EXERCISE INSTRUCTIONS: Reproduce every entry exactly and leave its pictures out.

DATA FOR THIS TASK:
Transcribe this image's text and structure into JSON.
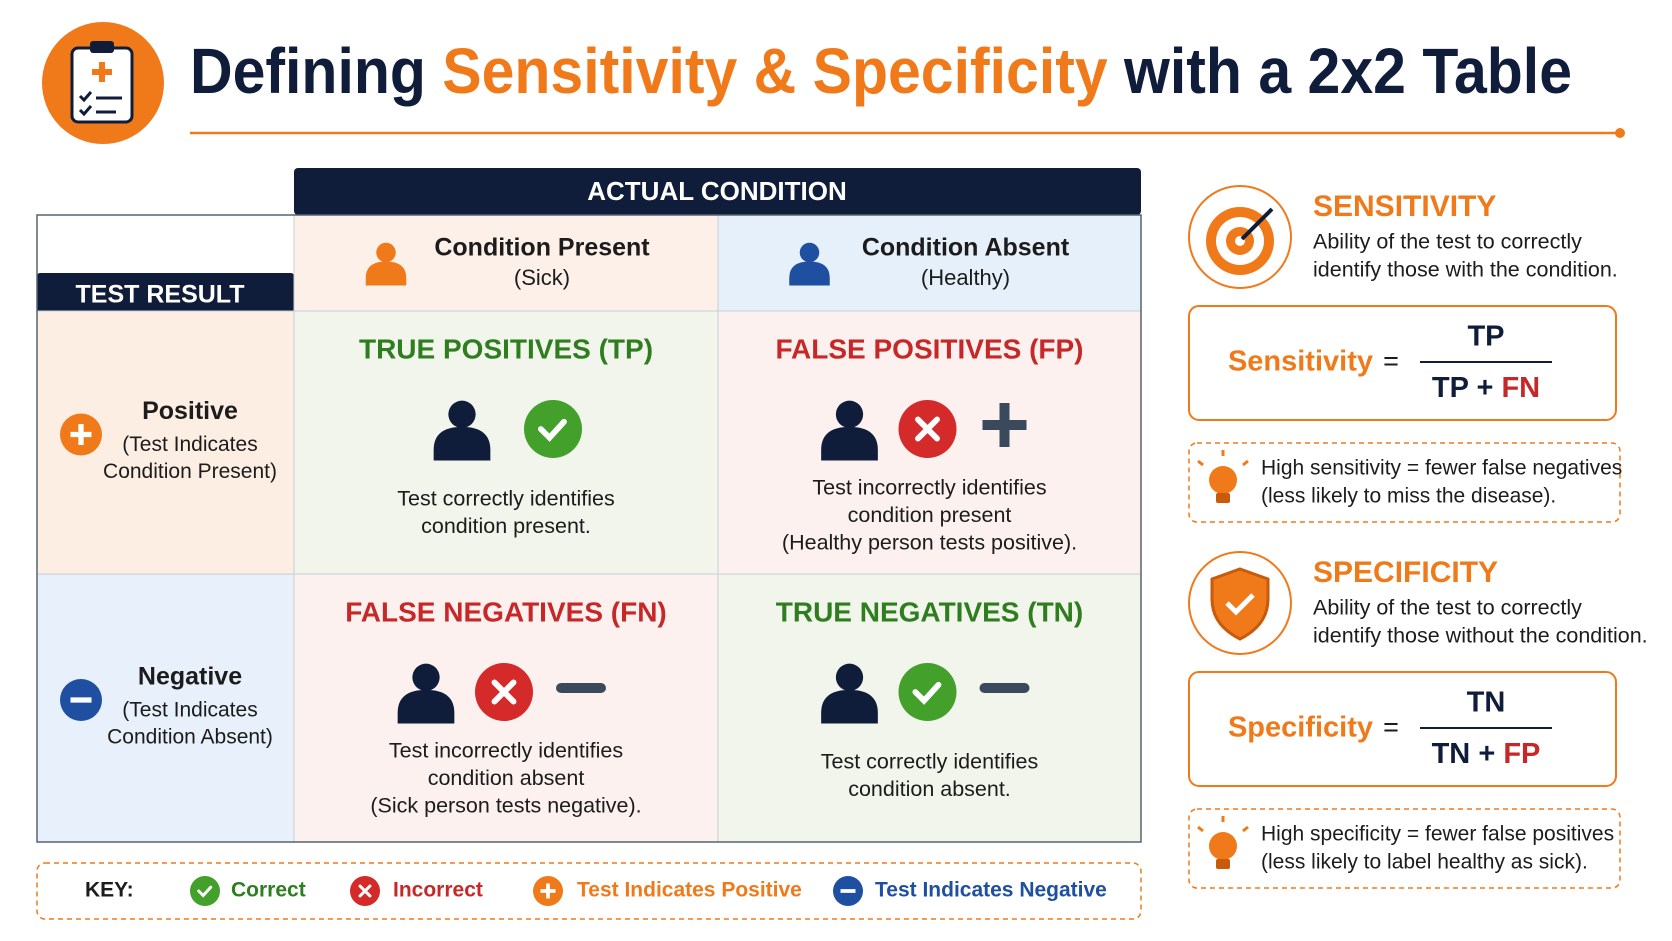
{
  "header": {
    "title_parts": [
      "Defining",
      "Sensitivity & Specificity",
      "with a 2x2 Table"
    ]
  },
  "table": {
    "column_header": "ACTUAL CONDITION",
    "row_header": "TEST RESULT",
    "columns": [
      {
        "label": "Condition Present",
        "sub": "(Sick)"
      },
      {
        "label": "Condition Absent",
        "sub": "(Healthy)"
      }
    ],
    "rows": [
      {
        "label": "Positive",
        "sub": [
          "(Test Indicates",
          "Condition Present)"
        ]
      },
      {
        "label": "Negative",
        "sub": [
          "(Test Indicates",
          "Condition Absent)"
        ]
      }
    ],
    "cells": [
      [
        {
          "title": "TRUE POSITIVES (TP)",
          "lines": [
            "Test correctly identifies",
            "condition present."
          ]
        },
        {
          "title": "FALSE POSITIVES (FP)",
          "lines": [
            "Test incorrectly identifies",
            "condition present",
            "(Healthy person tests positive)."
          ]
        }
      ],
      [
        {
          "title": "FALSE NEGATIVES (FN)",
          "lines": [
            "Test incorrectly identifies",
            "condition absent",
            "(Sick person tests negative)."
          ]
        },
        {
          "title": "TRUE NEGATIVES (TN)",
          "lines": [
            "Test correctly identifies",
            "condition absent."
          ]
        }
      ]
    ]
  },
  "key": {
    "label": "KEY:",
    "items": [
      "Correct",
      "Incorrect",
      "Test Indicates Positive",
      "Test Indicates Negative"
    ]
  },
  "sensitivity": {
    "title": "SENSITIVITY",
    "description": [
      "Ability of the test to correctly",
      "identify those with the condition."
    ],
    "formula": {
      "name": "Sensitivity",
      "equals": "=",
      "numerator": "TP",
      "denominator": [
        "TP",
        "+",
        "FN"
      ]
    },
    "note": [
      "High sensitivity = fewer false negatives",
      "(less likely to miss the disease)."
    ]
  },
  "specificity": {
    "title": "SPECIFICITY",
    "description": [
      "Ability of the test to correctly",
      "identify those without the condition."
    ],
    "formula": {
      "name": "Specificity",
      "equals": "=",
      "numerator": "TN",
      "denominator": [
        "TN",
        "+",
        "FP"
      ]
    },
    "note": [
      "High specificity = fewer false positives",
      "(less likely to label healthy as sick)."
    ]
  }
}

RESPONSE:
Transcribe this image's text and structure into JSON.
{
  "header": {
    "title_parts": [
      "Defining",
      "Sensitivity & Specificity",
      "with a 2x2 Table"
    ]
  },
  "table": {
    "column_header": "ACTUAL CONDITION",
    "row_header": "TEST RESULT",
    "columns": [
      {
        "label": "Condition Present",
        "sub": "(Sick)"
      },
      {
        "label": "Condition Absent",
        "sub": "(Healthy)"
      }
    ],
    "rows": [
      {
        "label": "Positive",
        "sub": [
          "(Test Indicates",
          "Condition Present)"
        ]
      },
      {
        "label": "Negative",
        "sub": [
          "(Test Indicates",
          "Condition Absent)"
        ]
      }
    ],
    "cells": [
      [
        {
          "title": "TRUE POSITIVES (TP)",
          "lines": [
            "Test correctly identifies",
            "condition present."
          ]
        },
        {
          "title": "FALSE POSITIVES (FP)",
          "lines": [
            "Test incorrectly identifies",
            "condition present",
            "(Healthy person tests positive)."
          ]
        }
      ],
      [
        {
          "title": "FALSE NEGATIVES (FN)",
          "lines": [
            "Test incorrectly identifies",
            "condition absent",
            "(Sick person tests negative)."
          ]
        },
        {
          "title": "TRUE NEGATIVES (TN)",
          "lines": [
            "Test correctly identifies",
            "condition absent."
          ]
        }
      ]
    ]
  },
  "key": {
    "label": "KEY:",
    "items": [
      "Correct",
      "Incorrect",
      "Test Indicates Positive",
      "Test Indicates Negative"
    ]
  },
  "sensitivity": {
    "title": "SENSITIVITY",
    "description": [
      "Ability of the test to correctly",
      "identify those with the condition."
    ],
    "formula": {
      "name": "Sensitivity",
      "equals": "=",
      "numerator": "TP",
      "denominator": [
        "TP",
        "+",
        "FN"
      ]
    },
    "note": [
      "High sensitivity = fewer false negatives",
      "(less likely to miss the disease)."
    ]
  },
  "specificity": {
    "title": "SPECIFICITY",
    "description": [
      "Ability of the test to correctly",
      "identify those without the condition."
    ],
    "formula": {
      "name": "Specificity",
      "equals": "=",
      "numerator": "TN",
      "denominator": [
        "TN",
        "+",
        "FP"
      ]
    },
    "note": [
      "High specificity = fewer false positives",
      "(less likely to label healthy as sick)."
    ]
  }
}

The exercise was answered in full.